DOCUMENT EXTRACT:
Bono, also, after throwing around Nelson Mandela’s name in vain, also repeats the nonsense that somehow the World Cup will bring jobs and economic development to South African region. No football fan thinks that.

The full column if you have time to waste.



Sean Jacobs

Also goes by Hasan Wazan. Life President.

  1. I’m not sure what’s more infuriating, Bono's ill-regarded language and ideas, or the fact that for years this man has been the West’s spokesperson on “Africa”

  2. Interesting too he talks about the upside-down pyramid as if it is already quite common:

    "For example, Twaweza, a citizen’s organization, is spreading across East Africa, helping people hold local officials accountable for managing budgets and delivering services."

    In fact Twaweza only started last year, and is being set up by Hivos, a Dutch agency who will run it for its first 5 years (if it lasts that long). So calling it a "citizen's organisation" is stretching the definition somewhat. The intention is it should be managed by local people, however – albeit quite a small number of them.

    I'm quite skeptical of Twaweza (having only heard of them from Bono today) – their Executive Summary on the Hivos website is rather flowery in language (they want to create an "ecosystem of change") and left me little wiser about the project after reading it.

    As far as I could gather, they aim to improve access to information and services. But there's not really any clear statement of how they intend to do that. I'm not too confident about an organisation that aims to improve accessibility, publishing a wordy document that says very little.

    Some of their other documentation gives a bit more info, however, and their main aim seems to be to improve public channels of communication and access to information, largely by piggy-backing on existing networks, and providing alternative languages and formats.

    A little hope is provided in the mention of Students Partnership Worldwide in one of their documents. I volunteered for them in 2004 and that's how I ended up involved in Tanzanian projects. I think quite highly of SPW.

    Still pretty skeptical though, and not just because I heard about it through Bono: I can't find out much about them on the web, so they're clearly in very early stages.

    Hivos haven't given Twaweza its own website yet, and although a budget of $68m is mentioned, with $10m coming from Hivos itself, I can't find any information about where the other $58m is coming from. [Oh, I've found something, DFID are giving £3m.]

    So as far as I can tell, they're not exactly "spreading across East Africa" just yet.

RECORD EXCERPTS:
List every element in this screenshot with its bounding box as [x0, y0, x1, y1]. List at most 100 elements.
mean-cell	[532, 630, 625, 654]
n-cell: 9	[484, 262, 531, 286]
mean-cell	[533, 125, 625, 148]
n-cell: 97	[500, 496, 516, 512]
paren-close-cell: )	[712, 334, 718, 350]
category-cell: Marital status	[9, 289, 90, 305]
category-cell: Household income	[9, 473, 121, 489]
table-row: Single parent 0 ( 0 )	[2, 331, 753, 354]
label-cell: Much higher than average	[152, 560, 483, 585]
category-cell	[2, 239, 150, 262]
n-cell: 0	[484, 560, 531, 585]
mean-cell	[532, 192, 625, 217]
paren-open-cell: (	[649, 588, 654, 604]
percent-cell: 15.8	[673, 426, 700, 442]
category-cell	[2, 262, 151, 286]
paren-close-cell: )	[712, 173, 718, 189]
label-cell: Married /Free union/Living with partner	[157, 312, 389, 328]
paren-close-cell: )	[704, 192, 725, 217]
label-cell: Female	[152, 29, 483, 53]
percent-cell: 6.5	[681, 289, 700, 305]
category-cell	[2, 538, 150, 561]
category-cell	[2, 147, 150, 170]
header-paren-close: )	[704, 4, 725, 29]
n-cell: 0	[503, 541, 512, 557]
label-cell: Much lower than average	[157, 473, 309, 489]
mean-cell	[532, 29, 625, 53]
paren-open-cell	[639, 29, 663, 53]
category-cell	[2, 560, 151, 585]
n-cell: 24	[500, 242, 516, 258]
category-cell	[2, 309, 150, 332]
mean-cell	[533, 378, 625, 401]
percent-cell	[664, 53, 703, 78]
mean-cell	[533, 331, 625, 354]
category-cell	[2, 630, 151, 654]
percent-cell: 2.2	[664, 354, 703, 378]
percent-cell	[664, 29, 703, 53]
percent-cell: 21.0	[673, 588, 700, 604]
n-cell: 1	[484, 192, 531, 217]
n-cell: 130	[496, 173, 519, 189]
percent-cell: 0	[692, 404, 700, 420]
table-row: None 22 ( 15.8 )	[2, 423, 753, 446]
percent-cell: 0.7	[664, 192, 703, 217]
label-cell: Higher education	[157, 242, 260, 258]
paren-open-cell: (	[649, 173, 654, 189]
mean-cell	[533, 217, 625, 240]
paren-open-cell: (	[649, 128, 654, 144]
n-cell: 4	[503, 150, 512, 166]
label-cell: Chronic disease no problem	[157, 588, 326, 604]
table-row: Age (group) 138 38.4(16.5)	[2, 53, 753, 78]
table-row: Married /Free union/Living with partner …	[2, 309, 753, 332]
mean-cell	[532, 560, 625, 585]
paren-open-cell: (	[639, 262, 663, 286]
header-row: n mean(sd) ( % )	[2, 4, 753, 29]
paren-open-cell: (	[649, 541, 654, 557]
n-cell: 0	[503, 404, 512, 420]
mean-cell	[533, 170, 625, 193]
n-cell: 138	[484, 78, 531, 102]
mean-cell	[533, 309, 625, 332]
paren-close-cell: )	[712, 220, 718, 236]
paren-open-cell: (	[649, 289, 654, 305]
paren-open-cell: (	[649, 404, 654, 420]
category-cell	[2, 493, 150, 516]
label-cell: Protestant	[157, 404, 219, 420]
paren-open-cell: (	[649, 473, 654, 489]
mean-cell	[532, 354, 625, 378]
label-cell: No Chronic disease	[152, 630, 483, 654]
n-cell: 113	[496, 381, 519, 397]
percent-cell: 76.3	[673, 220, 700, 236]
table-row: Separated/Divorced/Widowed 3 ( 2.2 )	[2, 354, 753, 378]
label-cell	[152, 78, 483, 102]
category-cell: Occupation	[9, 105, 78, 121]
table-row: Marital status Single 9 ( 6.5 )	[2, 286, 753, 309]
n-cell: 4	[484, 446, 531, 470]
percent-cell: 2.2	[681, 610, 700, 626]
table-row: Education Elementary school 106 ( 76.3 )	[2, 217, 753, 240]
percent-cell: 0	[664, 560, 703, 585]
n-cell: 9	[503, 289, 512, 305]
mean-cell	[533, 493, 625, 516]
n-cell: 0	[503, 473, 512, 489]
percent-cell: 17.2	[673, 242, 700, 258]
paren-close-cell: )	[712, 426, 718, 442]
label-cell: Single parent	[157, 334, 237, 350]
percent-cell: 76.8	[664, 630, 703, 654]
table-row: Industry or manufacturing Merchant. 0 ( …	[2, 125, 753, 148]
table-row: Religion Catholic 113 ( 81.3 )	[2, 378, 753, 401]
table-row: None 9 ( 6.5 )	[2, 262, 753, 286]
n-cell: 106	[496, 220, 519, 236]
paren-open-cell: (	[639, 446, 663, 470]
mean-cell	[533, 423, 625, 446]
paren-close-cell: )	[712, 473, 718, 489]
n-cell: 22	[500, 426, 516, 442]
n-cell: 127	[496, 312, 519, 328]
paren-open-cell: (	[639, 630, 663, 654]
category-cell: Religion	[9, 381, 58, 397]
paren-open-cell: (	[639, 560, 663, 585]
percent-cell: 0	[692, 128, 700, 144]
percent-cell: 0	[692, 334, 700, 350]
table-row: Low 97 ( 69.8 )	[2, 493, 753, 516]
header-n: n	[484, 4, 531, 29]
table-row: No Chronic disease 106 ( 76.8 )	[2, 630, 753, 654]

ACTIVITIES:
1. In the text on Bono's column and Twaweza, why does the commenter say that calling Twaweza a "citizen's organisation" stretches the definition? Answer in one to three sentences.
2. Go on with the text on Bono's column and Twaweza, starting after its final sentence.

EXERCISE ANSWERS:
1. Twaweza only started last year, and Hivos, a Dutch agency, is setting it up and will run it for its first five years. The intention is that local people will eventually manage it, but only quite a small number of them.

2.
    Hopefully the project will work brilliantly. But I doubt it's ready to be held up as a shining example by a self-professed saviour of the world with questionable sunglasses.

  3. I'm gonna retreat a bit.

    I'm reassured to see Twaweza mentioned on Owen Barder's blog, as he is apparently involved with it. Though I don't actually know Owen Barder, but I've been reading his blog a while and he seems switched on.

    And I will also take on Owen's point that I shouldn't automatically think ill of Bono, even if I do find something about him a bit irritating. That doesn't mean he doesn't have anything useful to say. The "self-professed saviour" bit was quite nasty.

  4. Hi Sean,
    While Bono goes completely over the top in describing the conflict in Cote d'Ivoire, football did actually make a difference.
    The decision to hold a World Cup qualifier in 2007 in Bouake, the former capital of the rebel-held north, just after the final peace agreement was signed in Ouagadougou, helped to seal the peace.
    Also, the national team's success in qualifying for the World Cup and reaching the final of the African Nations in 2006 was one of the few things that all Ivorians could unite around at a time when the country was still split in two.

  5. Leave Bono alone. At least he is making a difference. What are YOU doing!!
    The man could be living completely oblivious on his own desert Island somewhere but he obviously cares about the African wellfare!!
    Anyone who says otherwise is completely dilusional.

  6. Carls, while Bono undoubtedly does some good work, that doesn’t mean he shouldn’t be criticised for the effectiveness of what he does. Sometimes he does talk absolute rubbish.